▶ **WHAT YOU HAVE TO DO**
Copy out every line in the entries below that includes "Количество".

[Source records]
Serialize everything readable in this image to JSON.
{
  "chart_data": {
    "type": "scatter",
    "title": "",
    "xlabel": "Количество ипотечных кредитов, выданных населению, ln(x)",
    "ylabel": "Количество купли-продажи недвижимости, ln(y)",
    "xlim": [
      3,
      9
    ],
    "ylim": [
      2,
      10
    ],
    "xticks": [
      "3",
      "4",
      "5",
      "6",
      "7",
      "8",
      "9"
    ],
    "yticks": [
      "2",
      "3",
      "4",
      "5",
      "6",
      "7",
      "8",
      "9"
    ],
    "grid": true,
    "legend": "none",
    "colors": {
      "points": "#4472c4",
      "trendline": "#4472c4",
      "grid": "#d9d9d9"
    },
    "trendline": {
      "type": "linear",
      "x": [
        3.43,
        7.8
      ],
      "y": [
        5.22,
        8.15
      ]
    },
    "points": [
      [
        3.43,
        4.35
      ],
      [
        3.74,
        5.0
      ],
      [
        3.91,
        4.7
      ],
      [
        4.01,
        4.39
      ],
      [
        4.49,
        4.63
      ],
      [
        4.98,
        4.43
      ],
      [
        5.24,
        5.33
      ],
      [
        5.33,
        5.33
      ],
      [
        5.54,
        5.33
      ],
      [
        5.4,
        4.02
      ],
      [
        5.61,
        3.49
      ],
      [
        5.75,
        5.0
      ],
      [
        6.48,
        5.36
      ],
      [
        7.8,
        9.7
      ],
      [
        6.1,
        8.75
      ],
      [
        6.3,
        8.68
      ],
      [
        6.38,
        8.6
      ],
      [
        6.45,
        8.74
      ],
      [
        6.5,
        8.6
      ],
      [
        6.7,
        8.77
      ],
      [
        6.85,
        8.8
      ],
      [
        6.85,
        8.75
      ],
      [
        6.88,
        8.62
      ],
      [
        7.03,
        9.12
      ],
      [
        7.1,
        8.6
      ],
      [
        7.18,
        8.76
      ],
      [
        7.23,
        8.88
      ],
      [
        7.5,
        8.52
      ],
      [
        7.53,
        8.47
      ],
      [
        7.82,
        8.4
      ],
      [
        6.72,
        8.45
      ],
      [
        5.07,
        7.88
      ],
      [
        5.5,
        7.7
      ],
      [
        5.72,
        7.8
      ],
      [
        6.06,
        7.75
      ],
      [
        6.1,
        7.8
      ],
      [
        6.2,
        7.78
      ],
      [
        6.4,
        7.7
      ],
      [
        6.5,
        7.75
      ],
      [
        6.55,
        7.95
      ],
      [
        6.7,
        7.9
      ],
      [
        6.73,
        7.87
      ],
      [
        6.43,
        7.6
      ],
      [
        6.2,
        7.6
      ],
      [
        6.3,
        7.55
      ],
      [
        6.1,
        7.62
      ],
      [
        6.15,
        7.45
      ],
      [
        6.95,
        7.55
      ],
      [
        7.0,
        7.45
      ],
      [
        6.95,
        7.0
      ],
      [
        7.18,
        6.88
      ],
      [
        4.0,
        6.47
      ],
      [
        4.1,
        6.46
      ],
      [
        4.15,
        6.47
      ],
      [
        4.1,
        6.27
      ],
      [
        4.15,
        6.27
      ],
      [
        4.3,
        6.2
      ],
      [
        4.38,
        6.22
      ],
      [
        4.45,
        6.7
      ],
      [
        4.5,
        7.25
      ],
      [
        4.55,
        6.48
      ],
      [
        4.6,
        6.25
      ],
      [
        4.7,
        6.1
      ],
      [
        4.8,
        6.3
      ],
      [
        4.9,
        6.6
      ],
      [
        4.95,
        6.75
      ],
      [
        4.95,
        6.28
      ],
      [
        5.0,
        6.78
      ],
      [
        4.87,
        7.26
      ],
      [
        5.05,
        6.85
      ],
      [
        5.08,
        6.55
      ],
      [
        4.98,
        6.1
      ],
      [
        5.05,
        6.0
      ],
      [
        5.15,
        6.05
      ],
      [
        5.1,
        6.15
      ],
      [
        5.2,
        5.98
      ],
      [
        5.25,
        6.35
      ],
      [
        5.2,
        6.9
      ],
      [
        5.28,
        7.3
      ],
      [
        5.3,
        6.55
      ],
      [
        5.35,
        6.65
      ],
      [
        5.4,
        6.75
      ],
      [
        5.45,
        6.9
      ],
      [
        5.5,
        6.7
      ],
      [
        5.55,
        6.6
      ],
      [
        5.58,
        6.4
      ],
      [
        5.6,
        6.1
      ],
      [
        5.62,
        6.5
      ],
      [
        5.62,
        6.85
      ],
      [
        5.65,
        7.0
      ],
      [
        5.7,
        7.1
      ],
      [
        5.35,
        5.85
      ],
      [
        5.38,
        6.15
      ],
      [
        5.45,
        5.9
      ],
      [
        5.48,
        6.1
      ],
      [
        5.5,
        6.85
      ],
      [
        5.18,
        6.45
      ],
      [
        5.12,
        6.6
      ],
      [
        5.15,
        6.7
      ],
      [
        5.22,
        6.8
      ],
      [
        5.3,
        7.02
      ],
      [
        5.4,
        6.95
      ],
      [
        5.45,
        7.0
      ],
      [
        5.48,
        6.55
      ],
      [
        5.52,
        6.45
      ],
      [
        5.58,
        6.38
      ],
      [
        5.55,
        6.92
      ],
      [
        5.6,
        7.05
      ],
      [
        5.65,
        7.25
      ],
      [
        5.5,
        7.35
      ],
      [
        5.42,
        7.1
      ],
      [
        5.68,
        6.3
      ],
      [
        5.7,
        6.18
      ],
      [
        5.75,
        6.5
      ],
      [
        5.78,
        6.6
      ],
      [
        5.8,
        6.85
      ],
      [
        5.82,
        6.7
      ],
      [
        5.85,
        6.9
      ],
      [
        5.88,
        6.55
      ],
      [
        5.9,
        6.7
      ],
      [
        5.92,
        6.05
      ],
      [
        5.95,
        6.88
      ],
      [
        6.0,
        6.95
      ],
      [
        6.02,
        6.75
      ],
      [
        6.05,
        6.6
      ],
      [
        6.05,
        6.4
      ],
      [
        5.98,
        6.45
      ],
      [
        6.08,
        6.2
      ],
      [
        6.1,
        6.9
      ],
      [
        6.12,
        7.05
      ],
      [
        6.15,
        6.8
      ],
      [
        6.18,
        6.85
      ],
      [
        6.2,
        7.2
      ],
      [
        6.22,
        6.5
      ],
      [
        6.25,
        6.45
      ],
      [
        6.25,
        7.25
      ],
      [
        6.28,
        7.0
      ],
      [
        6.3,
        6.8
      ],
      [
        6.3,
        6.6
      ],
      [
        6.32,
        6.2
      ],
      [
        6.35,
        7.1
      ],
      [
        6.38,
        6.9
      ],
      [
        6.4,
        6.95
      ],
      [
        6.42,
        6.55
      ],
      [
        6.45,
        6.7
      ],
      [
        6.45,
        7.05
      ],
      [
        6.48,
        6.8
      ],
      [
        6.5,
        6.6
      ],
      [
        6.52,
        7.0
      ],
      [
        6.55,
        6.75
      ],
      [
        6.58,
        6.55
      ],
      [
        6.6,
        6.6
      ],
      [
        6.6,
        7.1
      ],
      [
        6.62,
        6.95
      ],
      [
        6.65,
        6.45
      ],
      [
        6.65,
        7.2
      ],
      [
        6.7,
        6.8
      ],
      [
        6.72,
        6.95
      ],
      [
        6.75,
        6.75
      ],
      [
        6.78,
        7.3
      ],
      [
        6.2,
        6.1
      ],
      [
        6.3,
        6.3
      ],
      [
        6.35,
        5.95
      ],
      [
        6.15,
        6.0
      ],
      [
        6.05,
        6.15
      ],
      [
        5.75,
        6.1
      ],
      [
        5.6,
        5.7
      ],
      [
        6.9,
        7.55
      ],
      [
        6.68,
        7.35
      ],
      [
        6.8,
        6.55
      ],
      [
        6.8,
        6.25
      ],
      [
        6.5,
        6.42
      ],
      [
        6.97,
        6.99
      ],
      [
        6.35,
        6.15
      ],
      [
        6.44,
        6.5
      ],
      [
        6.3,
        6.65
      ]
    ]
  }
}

▶ **TASK OUTPUT**
    "xlabel": "Количество ипотечных кредитов, выданных населению, ln(x)",
    "ylabel": "Количество купли-продажи недвижимости, ln(y)",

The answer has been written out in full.